# Written problem
Print out each record below, unaltered and complete, without its images.

# Listed records

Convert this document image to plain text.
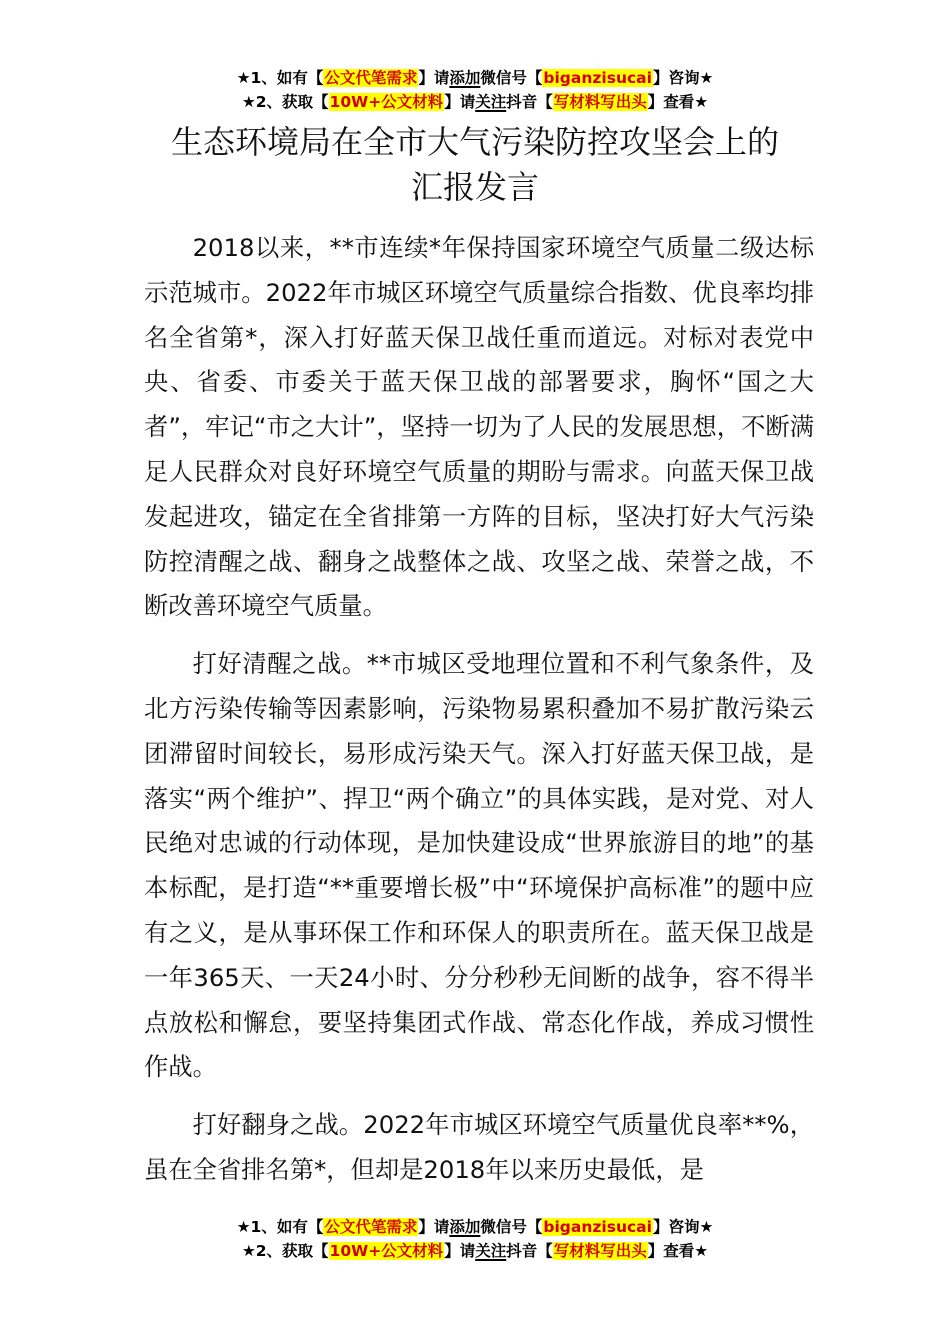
★1、如有【公文代笔需求】请添加微信号【biganzisucai】咨询★
★2、获取【10W+公文材料】请关注抖音【写材料写出头】查看★
生态环境局在全市大气污染防控攻坚会上的
汇报发言

2018以来，**市连续*年保持国家环境空气质量二级达标示范城市。2022年市城区环境空气质量综合指数、优良率均排名全省第*，深入打好蓝天保卫战任重而道远。对标对表党中央、省委、市委关于蓝天保卫战的部署要求，胸怀“国之大者”，牢记“市之大计”，坚持一切为了人民的发展思想，不断满足人民群众对良好环境空气质量的期盼与需求。向蓝天保卫战发起进攻，锚定在全省排第一方阵的目标，坚决打好大气污染防控清醒之战、翻身之战整体之战、攻坚之战、荣誉之战，不断改善环境空气质量。

打好清醒之战。**市城区受地理位置和不利气象条件，及北方污染传输等因素影响，污染物易累积叠加不易扩散污染云团滞留时间较长，易形成污染天气。深入打好蓝天保卫战，是落实“两个维护”、捍卫“两个确立”的具体实践，是对党、对人民绝对忠诚的行动体现，是加快建设成“世界旅游目的地”的基本标配，是打造“**重要增长极”中“环境保护高标准”的题中应有之义，是从事环保工作和环保人的职责所在。蓝天保卫战是一年365天、一天24小时、分分秒秒无间断的战争，容不得半点放松和懈怠，要坚持集团式作战、常态化作战，养成习惯性作战。

打好翻身之战。2022年市城区环境空气质量优良率**%，虽在全省排名第*，但却是2018年以来历史最低，是

★1、如有【公文代笔需求】请添加微信号【biganzisucai】咨询★
★2、获取【10W+公文材料】请关注抖音【写材料写出头】查看★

# Answer to the exercise
Convert this document image to plain text.
★1、如有【公文代笔需求】请添加微信号【biganzisucai】咨询★
★2、获取【10W+公文材料】请关注抖音【写材料写出头】查看★
生态环境局在全市大气污染防控攻坚会上的
汇报发言

2018以来，**市连续*年保持国家环境空气质量二级达标示范城市。2022年市城区环境空气质量综合指数、优良率均排名全省第*，深入打好蓝天保卫战任重而道远。对标对表党中央、省委、市委关于蓝天保卫战的部署要求，胸怀“国之大者”，牢记“市之大计”，坚持一切为了人民的发展思想，不断满足人民群众对良好环境空气质量的期盼与需求。向蓝天保卫战发起进攻，锚定在全省排第一方阵的目标，坚决打好大气污染防控清醒之战、翻身之战整体之战、攻坚之战、荣誉之战，不断改善环境空气质量。

打好清醒之战。**市城区受地理位置和不利气象条件，及北方污染传输等因素影响，污染物易累积叠加不易扩散污染云团滞留时间较长，易形成污染天气。深入打好蓝天保卫战，是落实“两个维护”、捍卫“两个确立”的具体实践，是对党、对人民绝对忠诚的行动体现，是加快建设成“世界旅游目的地”的基本标配，是打造“**重要增长极”中“环境保护高标准”的题中应有之义，是从事环保工作和环保人的职责所在。蓝天保卫战是一年365天、一天24小时、分分秒秒无间断的战争，容不得半点放松和懈怠，要坚持集团式作战、常态化作战，养成习惯性作战。

打好翻身之战。2022年市城区环境空气质量优良率**%，虽在全省排名第*，但却是2018年以来历史最低，是

★1、如有【公文代笔需求】请添加微信号【biganzisucai】咨询★
★2、获取【10W+公文材料】请关注抖音【写材料写出头】查看★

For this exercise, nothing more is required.